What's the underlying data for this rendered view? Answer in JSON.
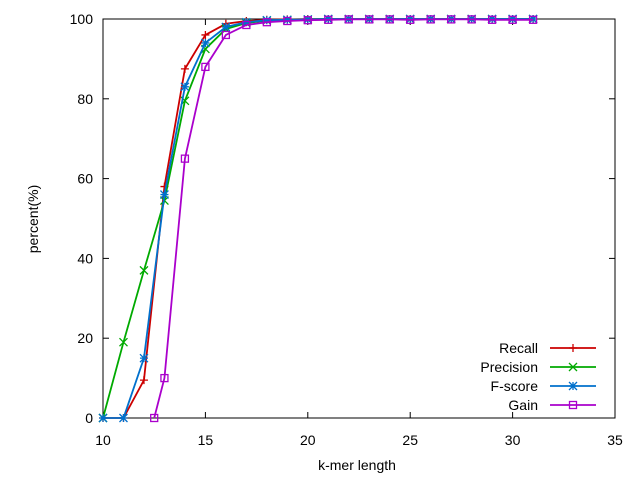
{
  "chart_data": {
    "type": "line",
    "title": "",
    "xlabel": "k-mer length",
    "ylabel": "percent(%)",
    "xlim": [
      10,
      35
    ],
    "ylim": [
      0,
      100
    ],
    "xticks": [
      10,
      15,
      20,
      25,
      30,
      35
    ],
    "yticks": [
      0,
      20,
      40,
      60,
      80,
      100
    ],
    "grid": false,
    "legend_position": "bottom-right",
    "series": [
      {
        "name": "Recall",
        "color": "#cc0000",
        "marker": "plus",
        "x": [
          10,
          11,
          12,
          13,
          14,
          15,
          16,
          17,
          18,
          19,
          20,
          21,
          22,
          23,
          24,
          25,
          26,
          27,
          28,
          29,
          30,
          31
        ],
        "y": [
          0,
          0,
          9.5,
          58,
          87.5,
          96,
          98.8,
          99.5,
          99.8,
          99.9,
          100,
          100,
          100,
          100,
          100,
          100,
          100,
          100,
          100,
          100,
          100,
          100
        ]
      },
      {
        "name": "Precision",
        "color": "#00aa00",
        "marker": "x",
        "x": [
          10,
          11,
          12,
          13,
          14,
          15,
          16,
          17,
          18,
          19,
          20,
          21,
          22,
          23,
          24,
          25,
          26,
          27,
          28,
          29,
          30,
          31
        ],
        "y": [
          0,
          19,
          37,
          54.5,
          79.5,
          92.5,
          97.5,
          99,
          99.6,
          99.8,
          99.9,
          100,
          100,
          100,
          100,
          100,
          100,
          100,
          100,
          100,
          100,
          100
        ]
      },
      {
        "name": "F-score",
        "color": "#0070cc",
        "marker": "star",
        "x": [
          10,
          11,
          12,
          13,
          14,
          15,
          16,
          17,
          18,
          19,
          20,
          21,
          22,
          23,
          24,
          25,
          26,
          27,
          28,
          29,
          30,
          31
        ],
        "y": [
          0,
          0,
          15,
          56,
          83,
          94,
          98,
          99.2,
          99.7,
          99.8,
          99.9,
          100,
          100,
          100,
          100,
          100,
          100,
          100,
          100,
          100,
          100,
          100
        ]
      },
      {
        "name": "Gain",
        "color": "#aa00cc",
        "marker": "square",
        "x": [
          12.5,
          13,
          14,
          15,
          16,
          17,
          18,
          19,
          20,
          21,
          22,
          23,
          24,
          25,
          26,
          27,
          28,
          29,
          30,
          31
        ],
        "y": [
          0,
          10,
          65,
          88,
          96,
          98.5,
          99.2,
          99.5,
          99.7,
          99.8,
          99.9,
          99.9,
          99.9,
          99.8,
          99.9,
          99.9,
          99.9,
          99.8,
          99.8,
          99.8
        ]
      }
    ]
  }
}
++++
### Prompt
The material above must be printed exactly, with its pictures left out.

### Completed exercise
What's the underlying data for this rendered view? Answer in JSON.
{
  "chart_data": {
    "type": "line",
    "title": "",
    "xlabel": "k-mer length",
    "ylabel": "percent(%)",
    "xlim": [
      10,
      35
    ],
    "ylim": [
      0,
      100
    ],
    "xticks": [
      10,
      15,
      20,
      25,
      30,
      35
    ],
    "yticks": [
      0,
      20,
      40,
      60,
      80,
      100
    ],
    "grid": false,
    "legend_position": "bottom-right",
    "series": [
      {
        "name": "Recall",
        "color": "#cc0000",
        "marker": "plus",
        "x": [
          10,
          11,
          12,
          13,
          14,
          15,
          16,
          17,
          18,
          19,
          20,
          21,
          22,
          23,
          24,
          25,
          26,
          27,
          28,
          29,
          30,
          31
        ],
        "y": [
          0,
          0,
          9.5,
          58,
          87.5,
          96,
          98.8,
          99.5,
          99.8,
          99.9,
          100,
          100,
          100,
          100,
          100,
          100,
          100,
          100,
          100,
          100,
          100,
          100
        ]
      },
      {
        "name": "Precision",
        "color": "#00aa00",
        "marker": "x",
        "x": [
          10,
          11,
          12,
          13,
          14,
          15,
          16,
          17,
          18,
          19,
          20,
          21,
          22,
          23,
          24,
          25,
          26,
          27,
          28,
          29,
          30,
          31
        ],
        "y": [
          0,
          19,
          37,
          54.5,
          79.5,
          92.5,
          97.5,
          99,
          99.6,
          99.8,
          99.9,
          100,
          100,
          100,
          100,
          100,
          100,
          100,
          100,
          100,
          100,
          100
        ]
      },
      {
        "name": "F-score",
        "color": "#0070cc",
        "marker": "star",
        "x": [
          10,
          11,
          12,
          13,
          14,
          15,
          16,
          17,
          18,
          19,
          20,
          21,
          22,
          23,
          24,
          25,
          26,
          27,
          28,
          29,
          30,
          31
        ],
        "y": [
          0,
          0,
          15,
          56,
          83,
          94,
          98,
          99.2,
          99.7,
          99.8,
          99.9,
          100,
          100,
          100,
          100,
          100,
          100,
          100,
          100,
          100,
          100,
          100
        ]
      },
      {
        "name": "Gain",
        "color": "#aa00cc",
        "marker": "square",
        "x": [
          12.5,
          13,
          14,
          15,
          16,
          17,
          18,
          19,
          20,
          21,
          22,
          23,
          24,
          25,
          26,
          27,
          28,
          29,
          30,
          31
        ],
        "y": [
          0,
          10,
          65,
          88,
          96,
          98.5,
          99.2,
          99.5,
          99.7,
          99.8,
          99.9,
          99.9,
          99.9,
          99.8,
          99.9,
          99.9,
          99.9,
          99.8,
          99.8,
          99.8
        ]
      }
    ]
  }
}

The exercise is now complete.